EXERCISE AIM => Within the records that follow, find every line containing the string "droits". Copy those lines.

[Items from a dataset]
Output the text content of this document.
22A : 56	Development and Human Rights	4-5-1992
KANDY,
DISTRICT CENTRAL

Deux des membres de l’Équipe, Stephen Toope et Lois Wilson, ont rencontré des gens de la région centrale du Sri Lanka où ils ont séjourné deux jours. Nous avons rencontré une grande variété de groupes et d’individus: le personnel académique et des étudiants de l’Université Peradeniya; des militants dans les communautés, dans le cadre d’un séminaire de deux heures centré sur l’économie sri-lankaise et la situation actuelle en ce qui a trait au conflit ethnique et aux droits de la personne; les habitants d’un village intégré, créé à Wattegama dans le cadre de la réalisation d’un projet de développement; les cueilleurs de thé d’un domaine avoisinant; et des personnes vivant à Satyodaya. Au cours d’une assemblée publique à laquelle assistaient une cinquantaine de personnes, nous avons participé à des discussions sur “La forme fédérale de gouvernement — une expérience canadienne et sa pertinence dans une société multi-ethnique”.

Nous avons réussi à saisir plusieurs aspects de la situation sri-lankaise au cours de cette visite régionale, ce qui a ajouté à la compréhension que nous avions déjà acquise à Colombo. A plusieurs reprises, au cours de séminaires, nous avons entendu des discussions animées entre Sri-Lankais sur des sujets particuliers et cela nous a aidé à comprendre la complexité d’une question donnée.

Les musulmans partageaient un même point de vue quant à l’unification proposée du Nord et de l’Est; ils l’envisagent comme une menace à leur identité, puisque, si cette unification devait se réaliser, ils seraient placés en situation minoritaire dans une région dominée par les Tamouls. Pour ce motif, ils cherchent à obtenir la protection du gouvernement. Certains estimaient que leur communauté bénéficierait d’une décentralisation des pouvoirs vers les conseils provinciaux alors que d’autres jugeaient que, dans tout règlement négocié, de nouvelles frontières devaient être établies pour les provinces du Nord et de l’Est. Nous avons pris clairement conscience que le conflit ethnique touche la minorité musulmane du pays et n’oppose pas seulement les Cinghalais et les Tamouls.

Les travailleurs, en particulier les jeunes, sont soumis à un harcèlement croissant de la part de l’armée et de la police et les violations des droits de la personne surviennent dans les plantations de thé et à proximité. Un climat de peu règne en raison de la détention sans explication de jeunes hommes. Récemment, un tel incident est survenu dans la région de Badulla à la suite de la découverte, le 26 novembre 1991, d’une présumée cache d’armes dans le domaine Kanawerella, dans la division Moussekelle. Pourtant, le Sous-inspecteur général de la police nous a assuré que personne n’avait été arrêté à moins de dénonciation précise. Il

CORRECT OUTPUT =>
Deux des membres de l’Équipe, Stephen Toope et Lois Wilson, ont rencontré des gens de la région centrale du Sri Lanka où ils ont séjourné deux jours. Nous avons rencontré une grande variété de groupes et d’individus: le personnel académique et des étudiants de l’Université Peradeniya; des militants dans les communautés, dans le cadre d’un séminaire de deux heures centré sur l’économie sri-lankaise et la situation actuelle en ce qui a trait au conflit ethnique et aux droits de la personne; les habitants d’un village intégré, créé à Wattegama dans le cadre de la réalisation d’un projet de développement; les cueilleurs de thé d’un domaine avoisinant; et des personnes vivant à Satyodaya. Au cours d’une assemblée publique à laquelle assistaient une cinquantaine de personnes, nous avons participé à des discussions sur “La forme fédérale de gouvernement — une expérience canadienne et sa pertinence dans une société multi-ethnique”.
Les travailleurs, en particulier les jeunes, sont soumis à un harcèlement croissant de la part de l’armée et de la police et les violations des droits de la personne surviennent dans les plantations de thé et à proximité. Un climat de peu règne en raison de la détention sans explication de jeunes hommes. Récemment, un tel incident est survenu dans la région de Badulla à la suite de la découverte, le 26 novembre 1991, d’une présumée cache d’armes dans le domaine Kanawerella, dans la division Moussekelle. Pourtant, le Sous-inspecteur général de la police nous a assuré que personne n’avait été arrêté à moins de dénonciation précise. Il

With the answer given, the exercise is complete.